▸ **Task objective**
Report only the number of lines that hold the word "Steam".
+ + + + + + +
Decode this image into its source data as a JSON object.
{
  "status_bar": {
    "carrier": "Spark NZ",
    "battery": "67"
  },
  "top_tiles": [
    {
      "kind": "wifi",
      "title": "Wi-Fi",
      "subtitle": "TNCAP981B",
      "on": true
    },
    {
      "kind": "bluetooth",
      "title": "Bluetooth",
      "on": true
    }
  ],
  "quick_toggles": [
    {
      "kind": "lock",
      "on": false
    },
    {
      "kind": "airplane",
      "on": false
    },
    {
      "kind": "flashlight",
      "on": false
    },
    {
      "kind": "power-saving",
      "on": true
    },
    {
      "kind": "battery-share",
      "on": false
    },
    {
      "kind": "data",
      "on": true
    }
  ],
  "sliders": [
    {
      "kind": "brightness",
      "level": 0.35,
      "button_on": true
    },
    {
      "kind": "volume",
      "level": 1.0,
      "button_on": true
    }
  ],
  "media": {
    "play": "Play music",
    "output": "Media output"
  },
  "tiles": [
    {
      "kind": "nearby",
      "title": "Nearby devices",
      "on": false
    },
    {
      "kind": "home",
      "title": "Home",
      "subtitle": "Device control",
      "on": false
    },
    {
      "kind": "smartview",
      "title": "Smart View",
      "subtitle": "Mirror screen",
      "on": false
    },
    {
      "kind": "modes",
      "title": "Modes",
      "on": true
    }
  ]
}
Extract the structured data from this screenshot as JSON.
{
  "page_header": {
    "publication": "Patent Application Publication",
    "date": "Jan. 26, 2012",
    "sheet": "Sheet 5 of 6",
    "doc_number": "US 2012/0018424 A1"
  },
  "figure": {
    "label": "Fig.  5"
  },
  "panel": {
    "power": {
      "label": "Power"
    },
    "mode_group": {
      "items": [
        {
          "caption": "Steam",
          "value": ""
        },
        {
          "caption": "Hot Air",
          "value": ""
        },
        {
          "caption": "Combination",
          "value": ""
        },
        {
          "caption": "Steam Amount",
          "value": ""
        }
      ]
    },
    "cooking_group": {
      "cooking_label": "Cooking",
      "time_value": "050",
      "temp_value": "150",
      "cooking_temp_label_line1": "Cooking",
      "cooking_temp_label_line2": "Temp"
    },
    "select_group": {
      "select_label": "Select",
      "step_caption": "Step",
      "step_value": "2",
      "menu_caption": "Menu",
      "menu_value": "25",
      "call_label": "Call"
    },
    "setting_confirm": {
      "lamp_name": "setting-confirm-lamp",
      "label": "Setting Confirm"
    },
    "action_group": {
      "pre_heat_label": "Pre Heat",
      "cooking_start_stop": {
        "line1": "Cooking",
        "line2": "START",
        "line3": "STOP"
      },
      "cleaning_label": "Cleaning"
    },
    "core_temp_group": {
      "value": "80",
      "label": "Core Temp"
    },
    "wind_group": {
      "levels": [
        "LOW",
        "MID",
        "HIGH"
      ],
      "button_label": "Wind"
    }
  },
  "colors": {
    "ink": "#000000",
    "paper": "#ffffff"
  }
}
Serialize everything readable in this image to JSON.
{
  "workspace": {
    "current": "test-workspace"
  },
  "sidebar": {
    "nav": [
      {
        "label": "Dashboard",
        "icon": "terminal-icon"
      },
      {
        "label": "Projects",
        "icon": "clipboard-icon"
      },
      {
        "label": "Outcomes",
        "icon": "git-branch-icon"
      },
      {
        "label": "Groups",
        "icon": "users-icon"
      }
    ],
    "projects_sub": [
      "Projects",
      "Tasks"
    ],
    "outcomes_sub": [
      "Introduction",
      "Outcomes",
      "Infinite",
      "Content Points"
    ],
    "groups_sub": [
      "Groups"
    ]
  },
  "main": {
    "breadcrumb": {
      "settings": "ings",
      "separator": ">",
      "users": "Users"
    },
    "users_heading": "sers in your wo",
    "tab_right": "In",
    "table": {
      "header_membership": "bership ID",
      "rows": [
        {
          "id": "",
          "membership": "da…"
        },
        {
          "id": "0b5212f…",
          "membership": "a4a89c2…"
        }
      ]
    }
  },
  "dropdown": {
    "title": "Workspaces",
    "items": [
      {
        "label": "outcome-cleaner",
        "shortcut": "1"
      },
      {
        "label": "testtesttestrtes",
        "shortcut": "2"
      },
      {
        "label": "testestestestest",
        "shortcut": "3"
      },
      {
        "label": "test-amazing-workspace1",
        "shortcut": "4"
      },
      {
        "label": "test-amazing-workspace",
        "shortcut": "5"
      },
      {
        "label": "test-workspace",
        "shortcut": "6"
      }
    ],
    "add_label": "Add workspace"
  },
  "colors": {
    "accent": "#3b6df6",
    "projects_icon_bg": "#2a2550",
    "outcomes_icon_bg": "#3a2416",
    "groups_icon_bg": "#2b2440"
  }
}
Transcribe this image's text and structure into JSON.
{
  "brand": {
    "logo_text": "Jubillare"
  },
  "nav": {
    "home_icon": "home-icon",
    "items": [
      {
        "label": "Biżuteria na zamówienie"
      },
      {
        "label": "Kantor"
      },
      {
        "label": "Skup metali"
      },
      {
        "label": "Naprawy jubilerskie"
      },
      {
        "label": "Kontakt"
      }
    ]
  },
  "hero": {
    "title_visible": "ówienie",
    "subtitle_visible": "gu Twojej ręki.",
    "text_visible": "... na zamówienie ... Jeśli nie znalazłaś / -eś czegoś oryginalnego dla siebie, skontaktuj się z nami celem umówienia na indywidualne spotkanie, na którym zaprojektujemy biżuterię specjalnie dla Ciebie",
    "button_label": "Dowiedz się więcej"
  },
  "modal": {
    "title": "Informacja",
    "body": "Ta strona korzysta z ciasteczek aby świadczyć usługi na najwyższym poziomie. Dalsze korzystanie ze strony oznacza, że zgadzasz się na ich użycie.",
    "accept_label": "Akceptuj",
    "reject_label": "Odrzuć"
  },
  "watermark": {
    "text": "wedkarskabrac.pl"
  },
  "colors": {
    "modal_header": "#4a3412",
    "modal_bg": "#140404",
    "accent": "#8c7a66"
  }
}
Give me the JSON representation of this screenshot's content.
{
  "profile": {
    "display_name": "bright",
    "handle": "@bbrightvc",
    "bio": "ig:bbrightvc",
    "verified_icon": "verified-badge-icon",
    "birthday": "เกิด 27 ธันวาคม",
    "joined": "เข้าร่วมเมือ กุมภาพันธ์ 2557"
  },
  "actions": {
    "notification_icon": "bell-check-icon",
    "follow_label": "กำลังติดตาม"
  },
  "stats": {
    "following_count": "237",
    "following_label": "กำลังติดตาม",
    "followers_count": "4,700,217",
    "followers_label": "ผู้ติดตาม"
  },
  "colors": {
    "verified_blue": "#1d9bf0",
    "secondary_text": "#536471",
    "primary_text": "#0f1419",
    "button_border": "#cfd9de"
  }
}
+ + + + + + +
▸ **Reply**
2